## Begin DATASET ENTRIES

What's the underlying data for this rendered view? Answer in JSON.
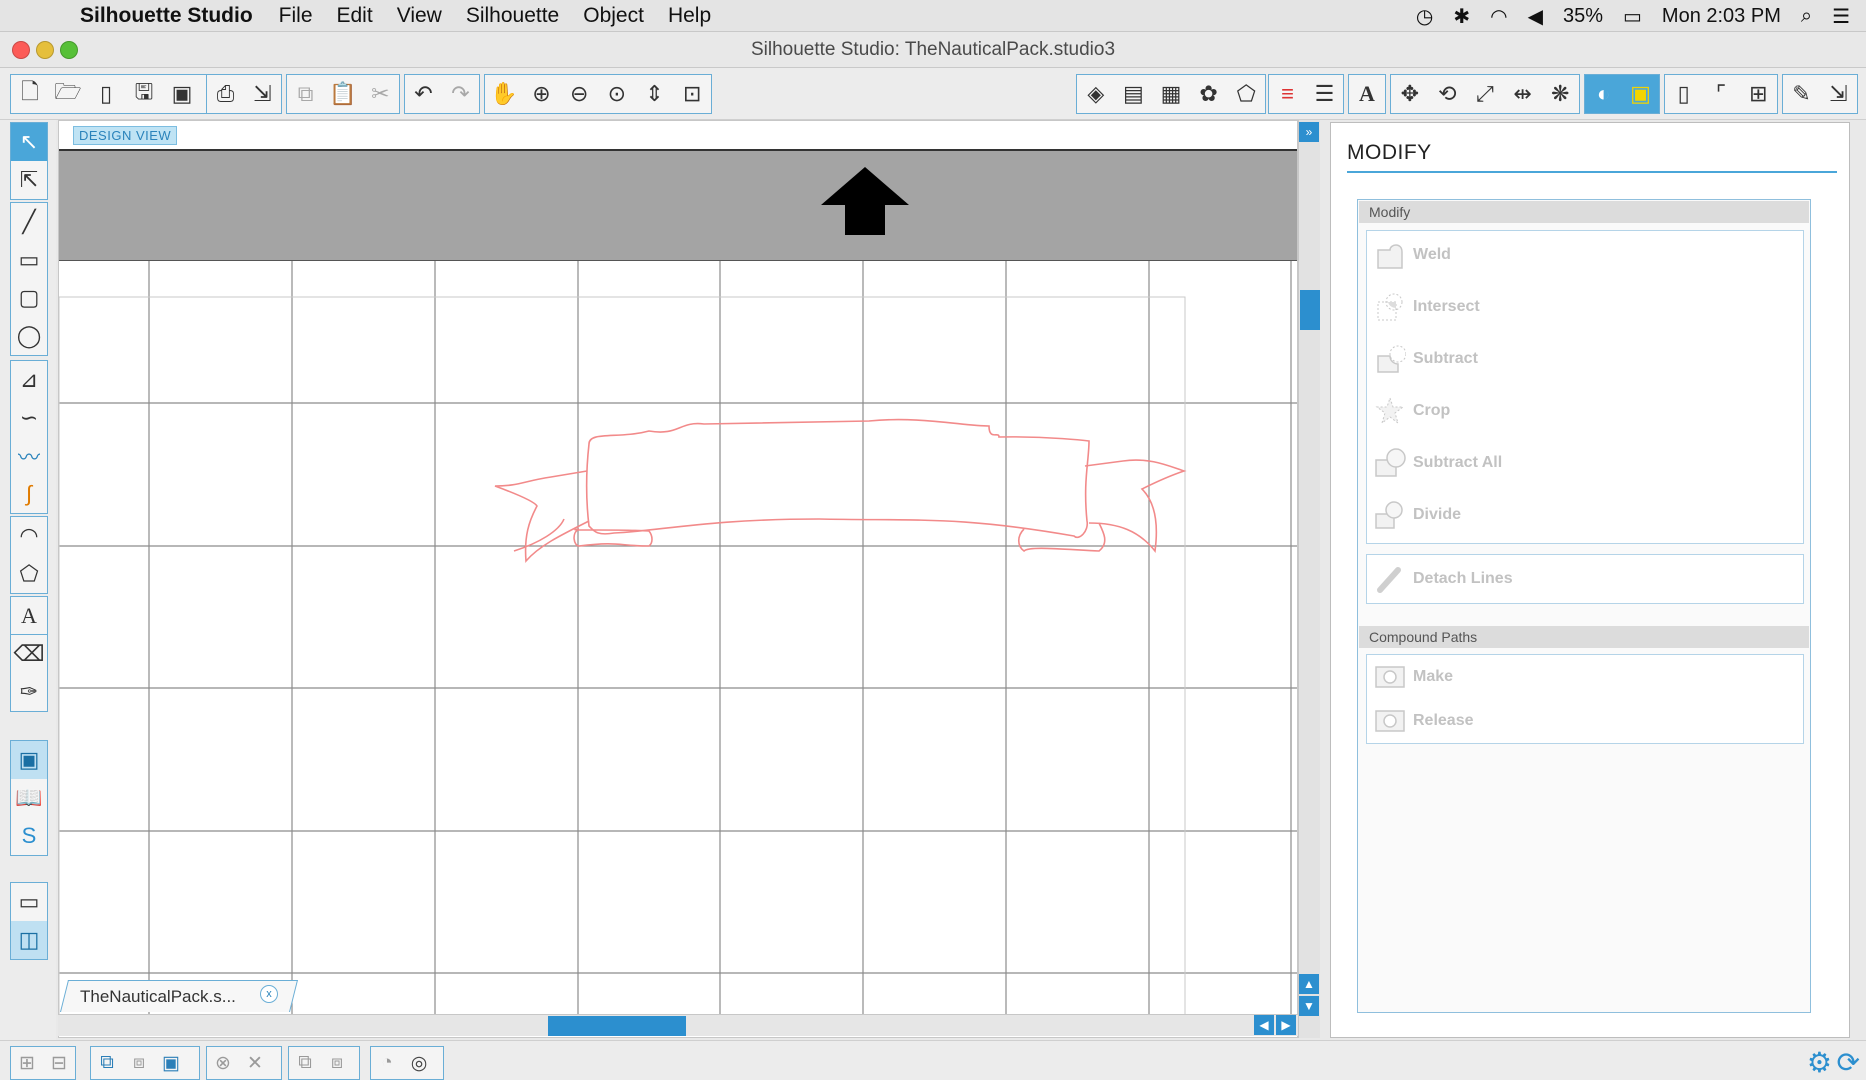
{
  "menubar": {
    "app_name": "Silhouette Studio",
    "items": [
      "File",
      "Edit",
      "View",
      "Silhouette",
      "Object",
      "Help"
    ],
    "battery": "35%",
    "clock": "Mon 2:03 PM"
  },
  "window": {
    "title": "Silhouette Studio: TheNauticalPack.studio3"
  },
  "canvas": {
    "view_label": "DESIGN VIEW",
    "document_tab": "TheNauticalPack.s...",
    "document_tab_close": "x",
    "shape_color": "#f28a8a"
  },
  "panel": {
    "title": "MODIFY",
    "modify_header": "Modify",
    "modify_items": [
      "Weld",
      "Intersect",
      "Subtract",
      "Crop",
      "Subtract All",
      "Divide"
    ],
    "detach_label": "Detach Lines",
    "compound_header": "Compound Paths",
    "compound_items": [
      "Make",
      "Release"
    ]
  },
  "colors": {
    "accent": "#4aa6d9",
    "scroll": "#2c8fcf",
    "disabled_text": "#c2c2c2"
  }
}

## End DATASET ENTRIES
## Begin DATASET ENTRIES

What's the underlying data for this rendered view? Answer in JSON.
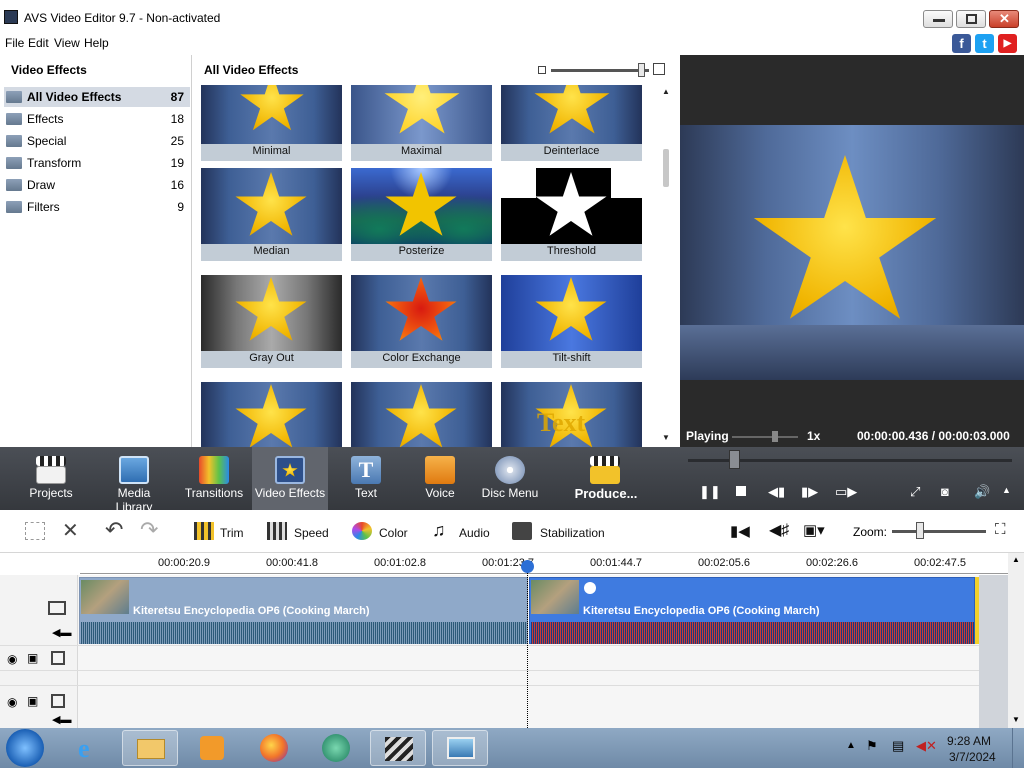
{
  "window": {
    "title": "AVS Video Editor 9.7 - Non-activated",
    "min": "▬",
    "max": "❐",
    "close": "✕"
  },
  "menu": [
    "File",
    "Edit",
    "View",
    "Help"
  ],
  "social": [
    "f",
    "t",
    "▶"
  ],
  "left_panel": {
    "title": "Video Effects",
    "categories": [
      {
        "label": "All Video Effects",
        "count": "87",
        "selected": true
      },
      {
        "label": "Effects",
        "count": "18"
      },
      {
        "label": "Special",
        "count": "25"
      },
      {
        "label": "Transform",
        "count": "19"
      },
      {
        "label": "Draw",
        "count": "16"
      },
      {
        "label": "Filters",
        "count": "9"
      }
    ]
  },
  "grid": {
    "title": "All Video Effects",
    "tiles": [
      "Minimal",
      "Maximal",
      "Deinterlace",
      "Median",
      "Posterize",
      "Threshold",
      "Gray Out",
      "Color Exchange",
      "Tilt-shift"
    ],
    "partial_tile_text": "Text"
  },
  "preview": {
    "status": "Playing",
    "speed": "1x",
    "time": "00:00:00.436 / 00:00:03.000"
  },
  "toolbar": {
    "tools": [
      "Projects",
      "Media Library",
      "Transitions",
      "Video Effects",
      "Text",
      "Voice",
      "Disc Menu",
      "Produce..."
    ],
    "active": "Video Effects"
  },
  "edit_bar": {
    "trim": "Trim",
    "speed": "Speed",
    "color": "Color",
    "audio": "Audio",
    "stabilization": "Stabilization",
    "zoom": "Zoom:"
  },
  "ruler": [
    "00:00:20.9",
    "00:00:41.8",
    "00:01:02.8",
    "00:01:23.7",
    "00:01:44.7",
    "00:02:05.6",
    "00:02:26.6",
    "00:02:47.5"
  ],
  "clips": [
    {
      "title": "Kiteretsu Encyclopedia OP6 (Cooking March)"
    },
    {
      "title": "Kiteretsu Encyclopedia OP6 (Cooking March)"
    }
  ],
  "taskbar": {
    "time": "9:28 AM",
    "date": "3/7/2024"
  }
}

## End DATASET ENTRIES
## Begin DATASET ENTRIES

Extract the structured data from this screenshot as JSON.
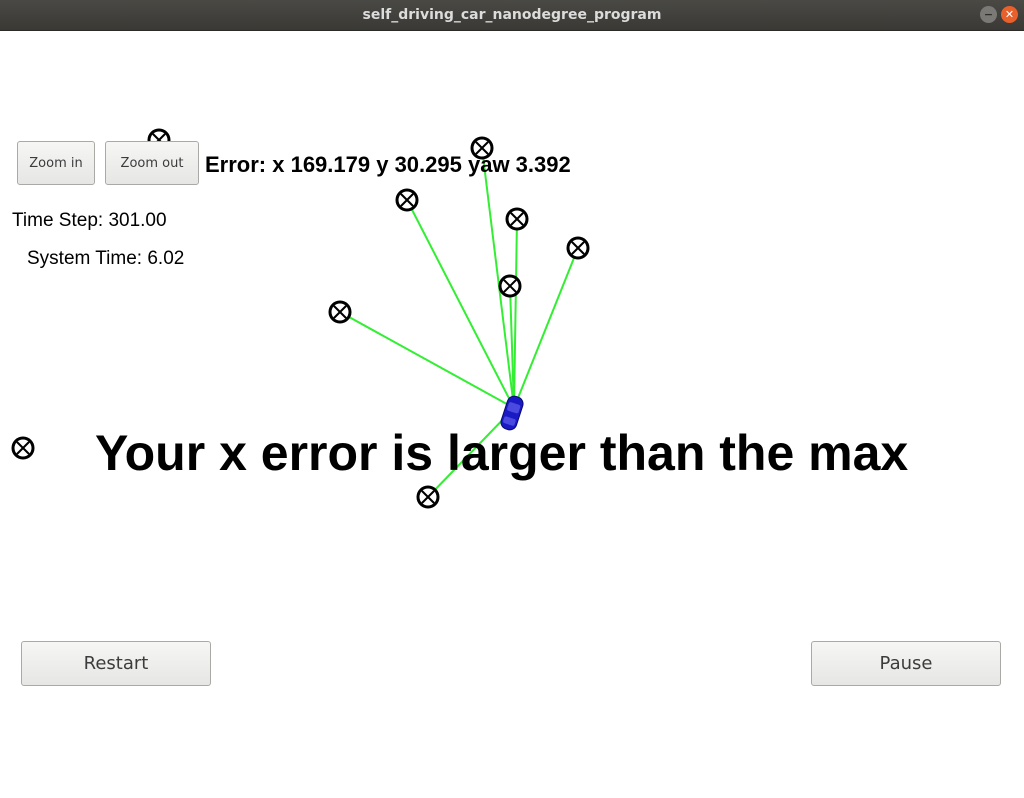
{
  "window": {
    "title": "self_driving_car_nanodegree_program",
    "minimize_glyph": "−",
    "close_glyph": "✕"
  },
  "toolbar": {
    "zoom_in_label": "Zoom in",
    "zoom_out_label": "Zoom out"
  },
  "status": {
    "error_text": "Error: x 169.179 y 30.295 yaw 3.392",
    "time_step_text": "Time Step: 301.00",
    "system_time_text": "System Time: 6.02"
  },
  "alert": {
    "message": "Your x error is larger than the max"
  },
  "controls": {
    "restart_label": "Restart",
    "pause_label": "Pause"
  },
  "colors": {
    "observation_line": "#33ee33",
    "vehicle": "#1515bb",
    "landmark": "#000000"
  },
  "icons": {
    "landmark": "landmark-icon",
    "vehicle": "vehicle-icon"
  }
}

## End DATASET ENTRIES

EXERCISE DETAILS
Set out every line from the material that contains the string "Studio".

ANSWER
    "app_name": "Silhouette Studio",
    "title": "Silhouette Studio: TheNauticalPack.studio3"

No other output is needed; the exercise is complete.